## PROMPT A
From the ppfive package description, reproduce word for word the part that opens with the words containing "A PP and Fields" and closes with "CF-compliant as possible.".

Metadata-Version: 2.4
Name: ppfive
Version: 0.1.1
Summary: PP/Fields reader with pyfive-style high-level API
Author: David Hassell, Alan Iwi, Bryan Lawrence, Valeriu Predoi - package
License: MIT
Requires-Python: >=3.11
Description-Content-Type: text/markdown
License-File: LICENSE
Requires-Dist: cftime
Requires-Dist: numpy>=1.24
Requires-Dist: pyfive>=1.1.2
Provides-Extra: io
Requires-Dist: fsspec>=2024.3.0; extra == "io"
Provides-Extra: test
Requires-Dist: pytest>=8; extra == "test"
Requires-Dist: pytest-cov>=5; extra == "test"
Requires-Dist: pytest-xdist; extra == "test"
Dynamic: license-file

# ppfive

A PP and Fields file reader that mimics relevant parts of the `pyfive` high-level API,
with support for lazy metadata loading and parallel data loading when necessary. 

This is NOT an alternative to pyfive, it is a package which makes pp and fields files
look like and taste ("quack like") chunked HDF5 files written by a NetCDF library.

## API Contract (ppfive vs pyfive)

`ppfive` is designed to be **pyfive-compatible** as far as likely users of pyfive
would need such compatability. That is, it produces a chunk index (for kerchunk)
if you really want that, and it supports all the information needed by CF/CFDM
workflows to make pp-data as CF-compliant as possible.


For the canonical pyfive interface, see the pyfive docs:

- https://pyfive.readthedocs.io/

### What maps directly to pyfive

- `ppfive.File` is registered as a `pyfive.File` virtual type (when `pyfive` is installed).
- `ppfive.Variable` is registered as a `pyfive.Dataset` virtual type.
- File/root-level members expected by pyfive-style callers are present:
	- `attrs`, `groups`, `variables`, `dimensions`, `name`, `path`, `parent`
- Mapping-style access works:
	- `f["var"]`, iteration over variables, `items()`, `len(f)`
- Dataset-like variable members needed by downstream consumers are present:
	- `shape`, `dtype`, `ndim`, `size`, `attrs`, `chunks`/`chunk_shape`, `file`, `parent`
	- slicing/indexing via `__getitem__` (for example `f["var"][:]`)
	- `read_direct`, `astype(...)`, `iter_chunks(...)`

Like pyfive, ppfive is Read-only:

	- `File(..., mode="r")` is supported; write/update modes are not.

Data listing:
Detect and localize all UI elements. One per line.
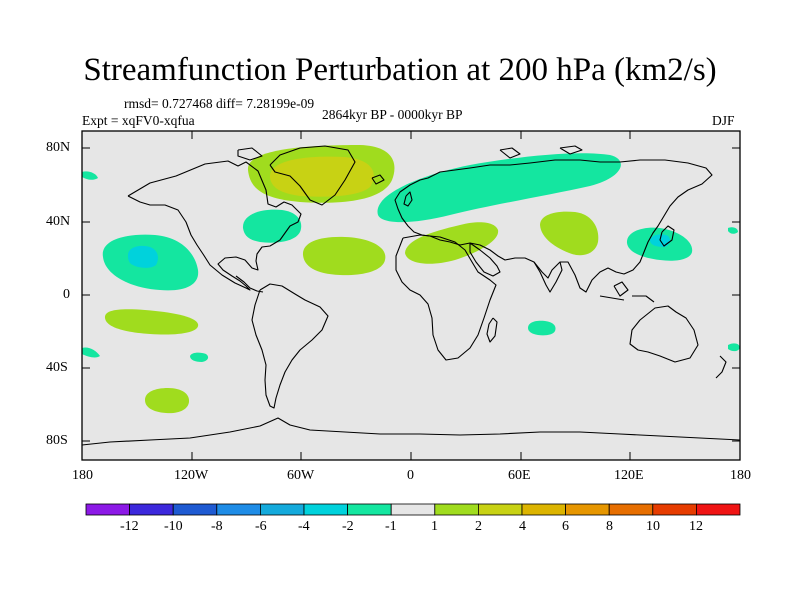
colorbar-label: 8 [606,519,613,534]
y-tick-label: 0 [63,287,70,302]
coast-arctic-islands [237,145,583,161]
experiment-text: Expt = xqFV0-xqfua [82,113,195,128]
colorbar [85,503,741,516]
season-text: DJF [712,113,735,128]
x-tick-label: 120E [614,468,644,483]
anomaly-small-negative-5 [728,227,738,234]
tick-marks [81,131,741,460]
colorbar-label: 4 [519,519,526,534]
anomaly-southern-ocean-positive [145,388,190,414]
coast-africa [395,234,497,361]
x-tick-label: 120W [174,468,209,483]
anomaly-greenland-core [269,156,374,197]
colorbar-segment [129,503,174,516]
coast-uk [403,191,413,207]
y-tick-label: 40N [46,214,71,229]
colorbar-label: 10 [646,519,660,534]
colorbar-segment [434,503,479,516]
colorbar-segment [390,503,436,516]
coast-australia [629,305,699,363]
period-text: 2864kyr BP - 0000kyr BP [322,107,463,122]
anomaly-central-asia-positive [540,211,599,256]
colorbar-segment [477,503,523,516]
coast-india [533,261,563,293]
anomaly-small-negative-4 [82,171,98,180]
anomaly-small-negative-2 [82,347,100,358]
coast-indonesia [599,281,655,303]
anomaly-north-atlantic-negative [242,209,302,243]
x-tick-label: 60E [508,468,531,483]
anomaly-indian-ocean-negative [528,320,556,336]
coast-greenland [269,145,356,206]
anomaly-south-pacific-positive [104,309,199,335]
coast-arabia [469,242,501,277]
coast-eurasia [394,159,713,293]
colorbar-label: -6 [255,519,267,534]
x-tick-label: 0 [407,468,414,483]
coast-new-zealand [715,355,727,379]
colorbar-segment [216,503,261,516]
coast-south-america [251,283,329,409]
colorbar-label: 2 [475,519,482,534]
anomaly-eurasia-negative [377,153,621,223]
coast-madagascar [486,317,498,343]
colorbar-label: -4 [298,519,310,534]
colorbar-segment [696,503,741,516]
coast-north-america [127,160,302,291]
coast-japan [659,225,675,247]
colorbar-segment [259,503,305,516]
y-tick-label: 40S [46,360,68,375]
colorbar-segment [347,503,392,516]
x-tick-label: 60W [287,468,315,483]
stats-text: rmsd= 0.727468 diff= 7.28199e-09 [124,96,315,111]
anomaly-small-negative-1 [190,352,209,362]
anomaly-small-negative-3 [728,343,740,352]
colorbar-segment [608,503,654,516]
y-tick-label: 80S [46,433,68,448]
colorbar-segment [85,503,130,516]
colorbar-label: -8 [211,519,223,534]
coast-iceland [371,174,385,185]
x-tick-label: 180 [730,468,751,483]
colorbar-segment [652,503,697,516]
anomaly-layer [82,145,740,414]
colorbar-segment [565,503,610,516]
coast-antarctica [82,417,740,446]
coastlines [82,145,740,446]
colorbar-segment [521,503,566,516]
colorbar-label: 12 [689,519,703,534]
colorbar-segment [172,503,218,516]
anomaly-central-atlantic-positive [302,236,386,276]
colorbar-label: 1 [431,519,438,534]
anomaly-east-pacific-core [128,245,158,268]
colorbar-label: -10 [164,519,183,534]
chart-title: Streamfunction Perturbation at 200 hPa (… [83,52,717,88]
colorbar-segment [303,503,348,516]
x-tick-label: 180 [72,468,93,483]
colorbar-label: -12 [120,519,139,534]
colorbar-label: -2 [342,519,354,534]
colorbar-label: -1 [385,519,397,534]
colorbar-label: 6 [562,519,569,534]
y-tick-label: 80N [46,140,71,155]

## PROMPT B
Write out the records without any change, starting at the line containing "colorbar-label: 8 [606,519,613,534]" and ending at the line containing "coast-uk [403,191,413,207]", both lines included.

## CORRECT ANSWER A
A PP and Fields file reader that mimics relevant parts of the `pyfive` high-level API,
with support for lazy metadata loading and parallel data loading when necessary. 

This is NOT an alternative to pyfive, it is a package which makes pp and fields files
look like and taste ("quack like") chunked HDF5 files written by a NetCDF library.

## API Contract (ppfive vs pyfive)

`ppfive` is designed to be **pyfive-compatible** as far as likely users of pyfive
would need such compatability. That is, it produces a chunk index (for kerchunk)
if you really want that, and it supports all the information needed by CF/CFDM
workflows to make pp-data as CF-compliant as possible.

## CORRECT ANSWER B
colorbar-label: 8 [606,519,613,534]
y-tick-label: 0 [63,287,70,302]
coast-arctic-islands [237,145,583,161]
experiment-text: Expt = xqFV0-xqfua [82,113,195,128]
colorbar [85,503,741,516]
season-text: DJF [712,113,735,128]
x-tick-label: 120E [614,468,644,483]
anomaly-small-negative-5 [728,227,738,234]
tick-marks [81,131,741,460]
colorbar-label: 4 [519,519,526,534]
anomaly-southern-ocean-positive [145,388,190,414]
coast-africa [395,234,497,361]
x-tick-label: 120W [174,468,209,483]
anomaly-greenland-core [269,156,374,197]
colorbar-segment [129,503,174,516]
coast-uk [403,191,413,207]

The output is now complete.